▶ Given task: Return verbatim the rows from the one containing "575, 230, 602]" through the one containing "277, 540, 305]", both included, and nothing else.

▶ Listed entries:
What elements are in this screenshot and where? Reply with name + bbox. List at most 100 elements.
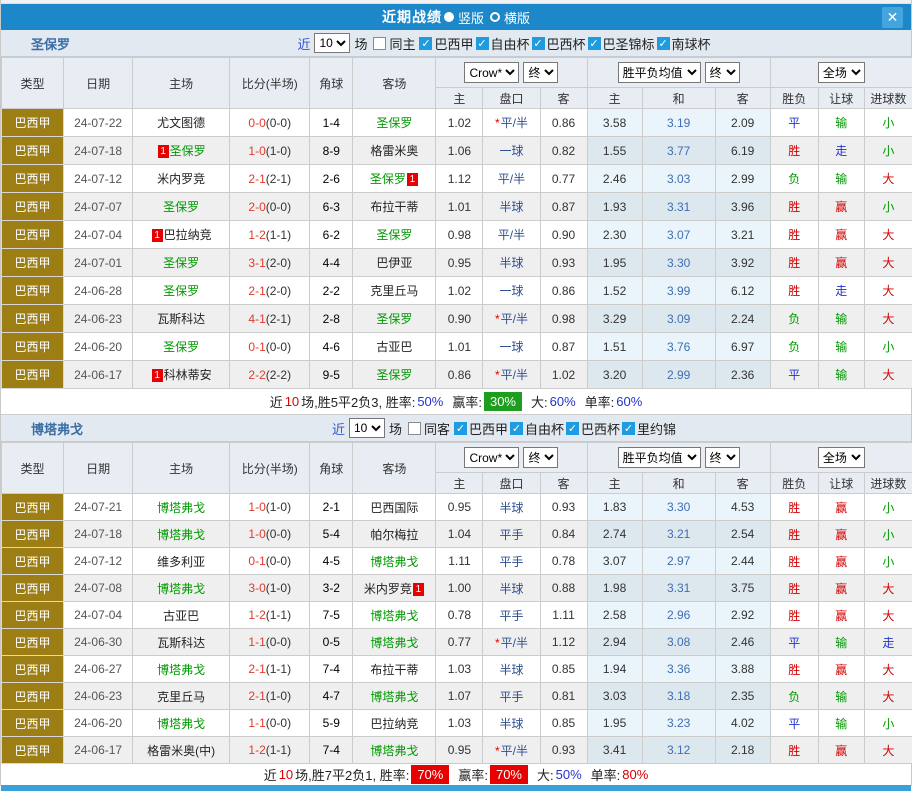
home-team-cell: 博塔弗戈	[133, 575, 230, 602]
team-label: 巴拉纳竞	[370, 717, 418, 731]
avg-away-cell: 2.35	[715, 683, 770, 710]
handicap-label: 半球	[499, 663, 523, 677]
avg-time-select[interactable]: 终	[705, 447, 740, 468]
dialog-title: 近期战绩	[382, 7, 442, 27]
date-cell: 24-07-18	[64, 137, 133, 165]
match-row: 巴西甲24-06-30瓦斯科达1-1(0-0)0-5博塔弗戈0.77*平/半1.…	[2, 629, 912, 656]
avg-draw-cell: 3.77	[642, 137, 715, 165]
rank-badge: 1	[407, 173, 418, 186]
team-label: 博塔弗戈	[370, 690, 418, 704]
result-cell: 负	[770, 305, 818, 333]
scope-select[interactable]: 全场	[818, 447, 865, 468]
avg-home-cell: 1.95	[587, 249, 642, 277]
home-team-cell: 克里丘马	[133, 683, 230, 710]
handicap-label: 平/半	[501, 744, 528, 758]
score-cell: 1-2(1-1)	[230, 737, 310, 764]
league-filter-checkbox[interactable]: ✓巴西杯	[532, 34, 586, 53]
fulltime-score: 1-1	[248, 635, 265, 649]
goals-result-cell: 大	[864, 602, 912, 629]
avg-draw-cell: 3.07	[642, 221, 715, 249]
match-row: 巴西甲24-06-23克里丘马2-1(1-0)4-7博塔弗戈1.07平手0.81…	[2, 683, 912, 710]
halftime-score: (2-1)	[266, 312, 291, 326]
summary-lead: 近	[270, 392, 283, 411]
corners-cell: 4-4	[310, 249, 353, 277]
team-label: 克里丘马	[157, 690, 205, 704]
handicap-result-cell: 赢	[818, 656, 864, 683]
halftime-score: (2-0)	[266, 256, 291, 270]
matches-table: 类型 日期 主场 比分(半场) 角球 客场 Crow*终 胜平负均值终 全场	[1, 57, 912, 389]
bookmaker-select[interactable]: Crow*	[464, 62, 519, 83]
league-filter-checkbox[interactable]: ✓自由杯	[510, 419, 564, 438]
close-button[interactable]: ✕	[882, 7, 903, 28]
score-cell: 3-1(2-0)	[230, 249, 310, 277]
col-header-score: 比分(半场)	[230, 58, 310, 109]
avg-time-select[interactable]: 终	[705, 62, 740, 83]
match-row: 巴西甲24-07-181圣保罗1-0(1-0)8-9格雷米奥1.06一球0.82…	[2, 137, 912, 165]
halftime-score: (0-0)	[266, 554, 291, 568]
recent-count-select[interactable]: 10	[314, 33, 350, 53]
layout-radio-horizontal[interactable]: 横版	[490, 8, 530, 27]
layout-radio-vertical[interactable]: 竖版	[448, 8, 484, 27]
handicap-cell: 一球	[483, 277, 540, 305]
avg-select[interactable]: 胜平负均值	[618, 447, 701, 468]
win-rate-badge: 50%	[417, 394, 443, 409]
goals-result-cell: 小	[864, 333, 912, 361]
handicap-label: 平/半	[498, 228, 525, 242]
handicap-cell: 平/半	[483, 221, 540, 249]
date-cell: 24-06-30	[64, 629, 133, 656]
league-filter-checkbox[interactable]: ✓自由杯	[476, 34, 530, 53]
team-label: 古亚巴	[376, 340, 412, 354]
team-name: 圣保罗	[31, 34, 70, 53]
avg-draw-cell: 3.31	[642, 193, 715, 221]
avg-away-cell: 4.53	[715, 494, 770, 521]
handicap-star-icon: *	[495, 116, 500, 130]
league-filter-label: 自由杯	[525, 419, 564, 438]
league-cell: 巴西甲	[2, 361, 64, 389]
fulltime-score: 1-2	[248, 608, 265, 622]
halftime-score: (2-2)	[266, 368, 291, 382]
filter-bar: 博塔弗戈 近 10 场 同客 ✓巴西甲✓自由杯✓巴西杯✓里约锦	[1, 415, 911, 442]
bookmaker-select[interactable]: Crow*	[464, 447, 519, 468]
date-cell: 24-07-22	[64, 109, 133, 137]
odds-away-cell: 0.78	[540, 548, 587, 575]
odds-time-select[interactable]: 终	[523, 447, 558, 468]
result-cell: 胜	[770, 494, 818, 521]
goals-result-cell: 大	[864, 249, 912, 277]
avg-away-cell: 6.19	[715, 137, 770, 165]
handicap-cell: 平/半	[483, 165, 540, 193]
scope-select[interactable]: 全场	[818, 62, 865, 83]
goals-result-cell: 大	[864, 165, 912, 193]
recent-label: 近	[297, 34, 310, 53]
team-label: 圣保罗	[376, 312, 412, 326]
league-filter-checkbox[interactable]: ✓南球杯	[657, 34, 711, 53]
checkbox-unchecked-icon	[373, 37, 386, 50]
league-filter-checkbox[interactable]: ✓巴圣锦标	[588, 34, 655, 53]
home-team-cell: 米内罗竞	[133, 165, 230, 193]
league-filter-checkbox[interactable]: ✓巴西杯	[566, 419, 620, 438]
league-filter-checkbox[interactable]: ✓巴西甲	[454, 419, 508, 438]
league-filter-checkbox[interactable]: ✓里约锦	[622, 419, 676, 438]
league-filter-checkbox[interactable]: ✓巴西甲	[419, 34, 473, 53]
match-row: 巴西甲24-07-08博塔弗戈3-0(1-0)3-2米内罗竞11.00半球0.8…	[2, 575, 912, 602]
same-venue-checkbox[interactable]: 同客	[408, 419, 450, 438]
team-label: 米内罗竞	[157, 172, 205, 186]
recent-count-select[interactable]: 10	[349, 418, 385, 438]
corners-cell: 6-3	[310, 193, 353, 221]
odds-time-select[interactable]: 终	[523, 62, 558, 83]
date-cell: 24-07-08	[64, 575, 133, 602]
home-team-cell: 古亚巴	[133, 602, 230, 629]
handicap-result-cell: 赢	[818, 494, 864, 521]
team-label: 瓦斯科达	[157, 312, 205, 326]
match-row: 巴西甲24-07-041巴拉纳竞1-2(1-1)6-2圣保罗0.98平/半0.9…	[2, 221, 912, 249]
odds-home-cell: 1.01	[436, 333, 483, 361]
same-venue-checkbox[interactable]: 同主	[373, 34, 415, 53]
fulltime-score: 2-1	[248, 689, 265, 703]
sub-header: 主	[587, 88, 642, 109]
profit-rate-label: 赢率:	[452, 392, 482, 411]
avg-select[interactable]: 胜平负均值	[618, 62, 701, 83]
league-cell: 巴西甲	[2, 575, 64, 602]
odds-home-cell: 1.01	[436, 193, 483, 221]
checkbox-checked-icon: ✓	[476, 37, 489, 50]
team-label: 圣保罗	[170, 144, 206, 158]
date-cell: 24-06-23	[64, 683, 133, 710]
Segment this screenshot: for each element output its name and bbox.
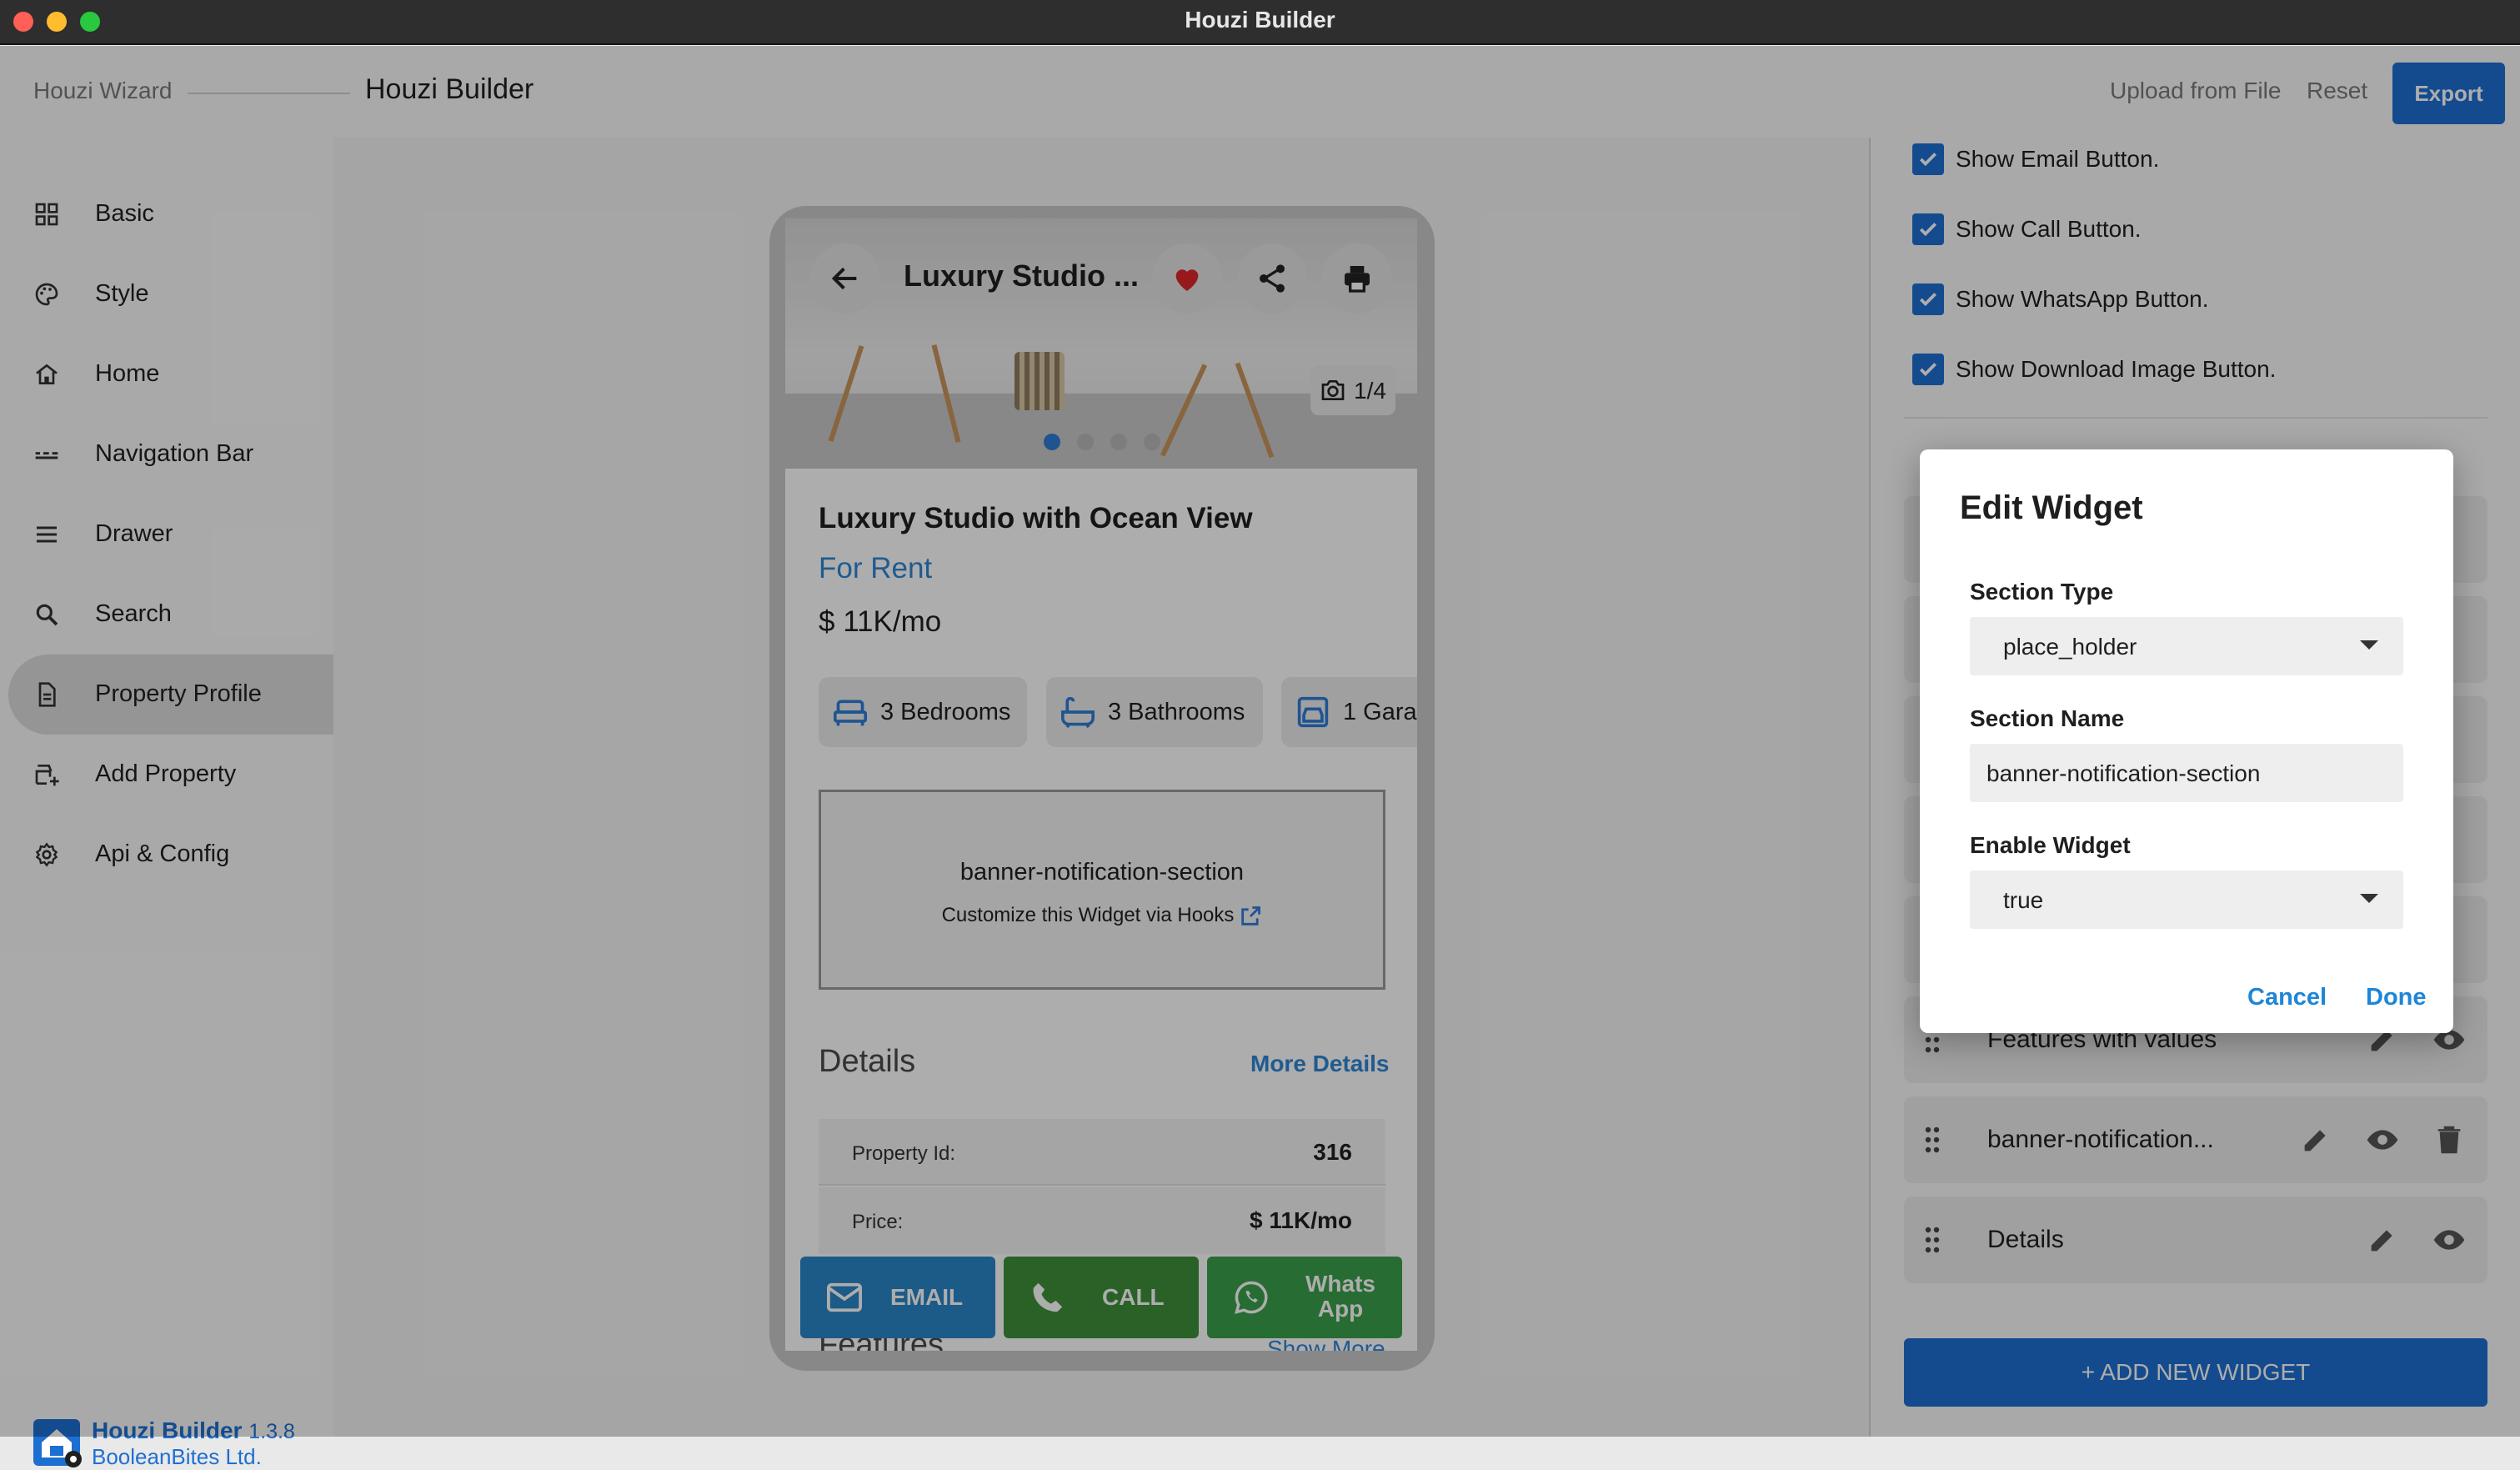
section-name-value: banner-notification-section	[1986, 760, 2261, 786]
edit-widget-dialog: Edit Widget Section Type place_holder Se…	[1920, 449, 2453, 1033]
section-type-label: Section Type	[1970, 579, 2114, 605]
window-title: Houzi Builder	[1185, 7, 1335, 33]
window-titlebar: Houzi Builder	[0, 0, 2520, 45]
dialog-title: Edit Widget	[1960, 489, 2143, 526]
chevron-down-icon	[2360, 894, 2378, 903]
section-name-label: Section Name	[1970, 705, 2125, 731]
enable-widget-value: true	[2003, 887, 2044, 913]
enable-widget-select[interactable]: true	[1970, 870, 2403, 929]
section-type-value: place_holder	[2003, 634, 2137, 660]
brand-company: BooleanBites Ltd.	[92, 1444, 262, 1469]
section-name-input[interactable]: banner-notification-section	[1970, 744, 2403, 802]
enable-widget-label: Enable Widget	[1970, 832, 2131, 858]
section-type-select[interactable]: place_holder	[1970, 617, 2403, 675]
cancel-button[interactable]: Cancel	[2247, 984, 2327, 1011]
chevron-down-icon	[2360, 640, 2378, 650]
done-button[interactable]: Done	[2366, 984, 2427, 1011]
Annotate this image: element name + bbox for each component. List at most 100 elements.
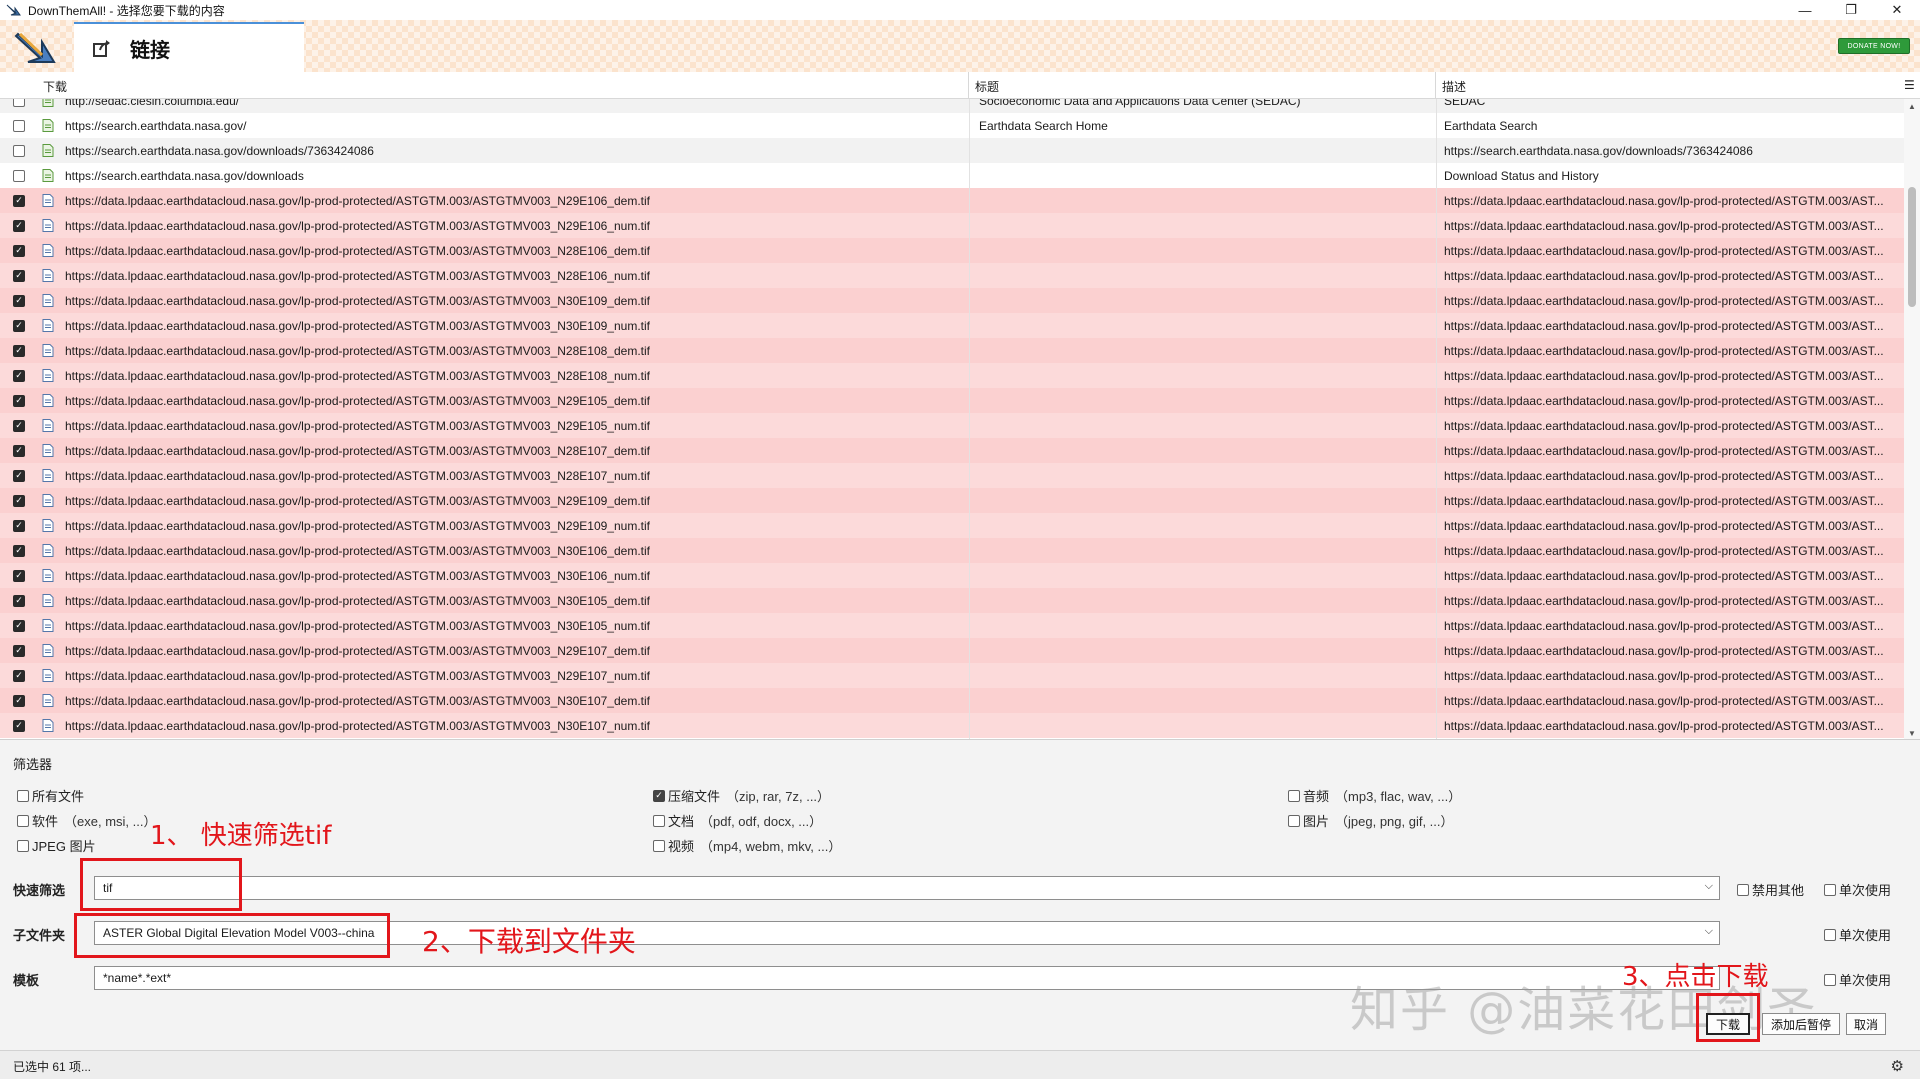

▶ Answer for this exercise:
home-team-cell: 博塔弗戈	[133, 575, 230, 602]
team-label: 巴拉纳竞	[370, 717, 418, 731]
avg-away-cell: 2.35	[715, 683, 770, 710]
handicap-label: 半球	[499, 663, 523, 677]
avg-time-select[interactable]: 终	[705, 447, 740, 468]
dialog-title: 近期战绩	[382, 7, 442, 27]
date-cell: 24-07-18	[64, 137, 133, 165]
match-row: 巴西甲24-06-30瓦斯科达1-1(0-0)0-5博塔弗戈0.77*平/半1.…	[2, 629, 912, 656]
avg-draw-cell: 3.77	[642, 137, 715, 165]
rank-badge: 1	[407, 173, 418, 186]
team-label: 博塔弗戈	[370, 690, 418, 704]
result-cell: 负	[770, 305, 818, 333]
scope-select[interactable]: 全场	[818, 447, 865, 468]
avg-home-cell: 1.95	[587, 249, 642, 277]
home-team-cell: 克里丘马	[133, 683, 230, 710]
handicap-label: 平/半	[501, 744, 528, 758]
score-cell: 1-2(1-1)	[230, 737, 310, 764]
league-filter-checkbox[interactable]: ✓巴西杯	[532, 34, 586, 53]
fulltime-score: 1-1	[248, 635, 265, 649]
goals-result-cell: 大	[864, 602, 912, 629]
avg-draw-cell: 3.07	[642, 221, 715, 249]
match-row: 巴西甲24-06-23克里丘马2-1(1-0)4-7博塔弗戈1.07平手0.81…	[2, 683, 912, 710]
halftime-score: (2-1)	[266, 312, 291, 326]
summary-lead: 近	[270, 392, 283, 411]
corners-cell: 4-4	[310, 249, 353, 277]
team-label: 克里丘马	[157, 690, 205, 704]
handicap-result-cell: 赢	[818, 656, 864, 683]
halftime-score: (2-0)	[266, 256, 291, 270]
matches-table: 类型 日期 主场 比分(半场) 角球 客场 Crow*终 胜平负均值终 全场	[1, 57, 912, 389]
bookmaker-select[interactable]: Crow*	[464, 62, 519, 83]
league-filter-checkbox[interactable]: ✓自由杯	[510, 419, 564, 438]
close-button[interactable]: ✕	[882, 7, 903, 28]
score-cell: 3-1(2-0)	[230, 249, 310, 277]
col-header-score: 比分(半场)	[230, 58, 310, 109]
avg-time-select[interactable]: 终	[705, 62, 740, 83]
match-row: 巴西甲24-07-181圣保罗1-0(1-0)8-9格雷米奥1.06一球0.82…	[2, 137, 912, 165]
halftime-score: (0-0)	[266, 554, 291, 568]
recent-count-select[interactable]: 10	[314, 33, 350, 53]
layout-radio-horizontal[interactable]: 横版	[490, 8, 530, 27]
layout-radio-vertical[interactable]: 竖版	[448, 8, 484, 27]
handicap-cell: 一球	[483, 277, 540, 305]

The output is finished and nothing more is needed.